-------- Raw records
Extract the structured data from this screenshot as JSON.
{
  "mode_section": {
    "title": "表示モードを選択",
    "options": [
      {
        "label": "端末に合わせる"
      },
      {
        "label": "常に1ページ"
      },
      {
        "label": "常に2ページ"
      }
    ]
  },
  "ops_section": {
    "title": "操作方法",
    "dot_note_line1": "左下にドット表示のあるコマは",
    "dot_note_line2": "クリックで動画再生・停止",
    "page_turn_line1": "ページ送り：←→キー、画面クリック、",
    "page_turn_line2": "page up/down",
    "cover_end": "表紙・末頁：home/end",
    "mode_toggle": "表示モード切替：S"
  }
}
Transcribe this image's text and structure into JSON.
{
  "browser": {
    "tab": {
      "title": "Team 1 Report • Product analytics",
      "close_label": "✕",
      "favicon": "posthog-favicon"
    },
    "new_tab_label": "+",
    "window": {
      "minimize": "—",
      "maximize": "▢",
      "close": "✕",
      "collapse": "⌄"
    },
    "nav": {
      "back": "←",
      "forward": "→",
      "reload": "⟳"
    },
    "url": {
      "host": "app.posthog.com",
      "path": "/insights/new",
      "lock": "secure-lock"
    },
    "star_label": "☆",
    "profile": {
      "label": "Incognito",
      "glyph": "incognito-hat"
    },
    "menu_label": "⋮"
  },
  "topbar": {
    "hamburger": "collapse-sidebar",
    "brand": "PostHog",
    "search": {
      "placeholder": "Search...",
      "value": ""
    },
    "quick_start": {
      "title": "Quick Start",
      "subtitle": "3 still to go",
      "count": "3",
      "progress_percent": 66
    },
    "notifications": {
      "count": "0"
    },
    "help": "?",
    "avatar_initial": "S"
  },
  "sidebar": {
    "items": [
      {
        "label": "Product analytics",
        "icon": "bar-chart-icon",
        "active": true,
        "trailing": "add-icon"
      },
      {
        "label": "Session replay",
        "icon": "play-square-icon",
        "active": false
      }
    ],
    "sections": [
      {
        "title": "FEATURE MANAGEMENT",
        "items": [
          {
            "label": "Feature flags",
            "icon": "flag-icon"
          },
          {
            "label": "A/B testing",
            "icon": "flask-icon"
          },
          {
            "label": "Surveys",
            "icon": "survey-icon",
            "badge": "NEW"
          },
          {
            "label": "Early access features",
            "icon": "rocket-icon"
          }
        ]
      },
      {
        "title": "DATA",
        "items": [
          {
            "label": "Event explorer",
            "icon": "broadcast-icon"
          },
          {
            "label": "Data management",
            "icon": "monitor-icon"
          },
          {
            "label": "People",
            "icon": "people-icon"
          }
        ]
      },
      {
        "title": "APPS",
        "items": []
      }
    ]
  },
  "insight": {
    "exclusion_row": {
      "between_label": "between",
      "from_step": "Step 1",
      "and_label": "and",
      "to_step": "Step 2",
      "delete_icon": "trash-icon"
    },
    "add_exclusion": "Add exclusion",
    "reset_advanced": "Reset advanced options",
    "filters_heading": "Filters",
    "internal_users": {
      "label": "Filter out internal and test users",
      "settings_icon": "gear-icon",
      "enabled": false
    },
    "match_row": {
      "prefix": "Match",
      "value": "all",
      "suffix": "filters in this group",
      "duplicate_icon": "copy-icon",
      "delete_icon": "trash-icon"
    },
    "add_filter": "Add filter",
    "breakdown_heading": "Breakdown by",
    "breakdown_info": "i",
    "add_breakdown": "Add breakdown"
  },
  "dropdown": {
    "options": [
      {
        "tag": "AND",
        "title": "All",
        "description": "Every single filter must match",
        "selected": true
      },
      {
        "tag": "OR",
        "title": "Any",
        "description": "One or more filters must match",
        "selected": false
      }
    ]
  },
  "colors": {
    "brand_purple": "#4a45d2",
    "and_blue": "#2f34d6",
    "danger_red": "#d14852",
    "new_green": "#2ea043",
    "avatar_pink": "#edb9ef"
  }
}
----------------
Requirement>
Write out every line exactly as it stands.

Complete output>
Extract the structured data from this screenshot as JSON.
{
  "mode_section": {
    "title": "表示モードを選択",
    "options": [
      {
        "label": "端末に合わせる"
      },
      {
        "label": "常に1ページ"
      },
      {
        "label": "常に2ページ"
      }
    ]
  },
  "ops_section": {
    "title": "操作方法",
    "dot_note_line1": "左下にドット表示のあるコマは",
    "dot_note_line2": "クリックで動画再生・停止",
    "page_turn_line1": "ページ送り：←→キー、画面クリック、",
    "page_turn_line2": "page up/down",
    "cover_end": "表紙・末頁：home/end",
    "mode_toggle": "表示モード切替：S"
  }
}
Transcribe this image's text and structure into JSON.
{
  "browser": {
    "tab": {
      "title": "Team 1 Report • Product analytics",
      "close_label": "✕",
      "favicon": "posthog-favicon"
    },
    "new_tab_label": "+",
    "window": {
      "minimize": "—",
      "maximize": "▢",
      "close": "✕",
      "collapse": "⌄"
    },
    "nav": {
      "back": "←",
      "forward": "→",
      "reload": "⟳"
    },
    "url": {
      "host": "app.posthog.com",
      "path": "/insights/new",
      "lock": "secure-lock"
    },
    "star_label": "☆",
    "profile": {
      "label": "Incognito",
      "glyph": "incognito-hat"
    },
    "menu_label": "⋮"
  },
  "topbar": {
    "hamburger": "collapse-sidebar",
    "brand": "PostHog",
    "search": {
      "placeholder": "Search...",
      "value": ""
    },
    "quick_start": {
      "title": "Quick Start",
      "subtitle": "3 still to go",
      "count": "3",
      "progress_percent": 66
    },
    "notifications": {
      "count": "0"
    },
    "help": "?",
    "avatar_initial": "S"
  },
  "sidebar": {
    "items": [
      {
        "label": "Product analytics",
        "icon": "bar-chart-icon",
        "active": true,
        "trailing": "add-icon"
      },
      {
        "label": "Session replay",
        "icon": "play-square-icon",
        "active": false
      }
    ],
    "sections": [
      {
        "title": "FEATURE MANAGEMENT",
        "items": [
          {
            "label": "Feature flags",
            "icon": "flag-icon"
          },
          {
            "label": "A/B testing",
            "icon": "flask-icon"
          },
          {
            "label": "Surveys",
            "icon": "survey-icon",
            "badge": "NEW"
          },
          {
            "label": "Early access features",
            "icon": "rocket-icon"
          }
        ]
      },
      {
        "title": "DATA",
        "items": [
          {
            "label": "Event explorer",
            "icon": "broadcast-icon"
          },
          {
            "label": "Data management",
            "icon": "monitor-icon"
          },
          {
            "label": "People",
            "icon": "people-icon"
          }
        ]
      },
      {
        "title": "APPS",
        "items": []
      }
    ]
  },
  "insight": {
    "exclusion_row": {
      "between_label": "between",
      "from_step": "Step 1",
      "and_label": "and",
      "to_step": "Step 2",
      "delete_icon": "trash-icon"
    },
    "add_exclusion": "Add exclusion",
    "reset_advanced": "Reset advanced options",
    "filters_heading": "Filters",
    "internal_users": {
      "label": "Filter out internal and test users",
      "settings_icon": "gear-icon",
      "enabled": false
    },
    "match_row": {
      "prefix": "Match",
      "value": "all",
      "suffix": "filters in this group",
      "duplicate_icon": "copy-icon",
      "delete_icon": "trash-icon"
    },
    "add_filter": "Add filter",
    "breakdown_heading": "Breakdown by",
    "breakdown_info": "i",
    "add_breakdown": "Add breakdown"
  },
  "dropdown": {
    "options": [
      {
        "tag": "AND",
        "title": "All",
        "description": "Every single filter must match",
        "selected": true
      },
      {
        "tag": "OR",
        "title": "Any",
        "description": "One or more filters must match",
        "selected": false
      }
    ]
  },
  "colors": {
    "brand_purple": "#4a45d2",
    "and_blue": "#2f34d6",
    "danger_red": "#d14852",
    "new_green": "#2ea043",
    "avatar_pink": "#edb9ef"
  }
}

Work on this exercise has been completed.